Given problem: Would you output the whole listing below, exactly as it reads?

Records to process:
********************

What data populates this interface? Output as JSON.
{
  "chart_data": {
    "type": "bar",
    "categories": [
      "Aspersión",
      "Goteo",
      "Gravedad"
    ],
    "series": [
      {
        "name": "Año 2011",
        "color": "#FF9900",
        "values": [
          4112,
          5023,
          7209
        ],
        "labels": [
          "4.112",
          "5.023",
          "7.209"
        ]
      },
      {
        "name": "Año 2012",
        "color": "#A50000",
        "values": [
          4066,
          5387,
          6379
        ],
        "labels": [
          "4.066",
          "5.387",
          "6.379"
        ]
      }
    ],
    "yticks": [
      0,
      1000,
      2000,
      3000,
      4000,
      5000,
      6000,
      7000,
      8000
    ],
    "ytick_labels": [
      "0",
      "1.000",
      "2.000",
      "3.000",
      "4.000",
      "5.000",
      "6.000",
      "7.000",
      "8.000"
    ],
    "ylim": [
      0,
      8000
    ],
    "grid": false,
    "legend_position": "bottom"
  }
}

********************

Solution to this task:
What data populates this interface? Output as JSON.
{
  "chart_data": {
    "type": "bar",
    "categories": [
      "Aspersión",
      "Goteo",
      "Gravedad"
    ],
    "series": [
      {
        "name": "Año 2011",
        "color": "#FF9900",
        "values": [
          4112,
          5023,
          7209
        ],
        "labels": [
          "4.112",
          "5.023",
          "7.209"
        ]
      },
      {
        "name": "Año 2012",
        "color": "#A50000",
        "values": [
          4066,
          5387,
          6379
        ],
        "labels": [
          "4.066",
          "5.387",
          "6.379"
        ]
      }
    ],
    "yticks": [
      0,
      1000,
      2000,
      3000,
      4000,
      5000,
      6000,
      7000,
      8000
    ],
    "ytick_labels": [
      "0",
      "1.000",
      "2.000",
      "3.000",
      "4.000",
      "5.000",
      "6.000",
      "7.000",
      "8.000"
    ],
    "ylim": [
      0,
      8000
    ],
    "grid": false,
    "legend_position": "bottom"
  }
}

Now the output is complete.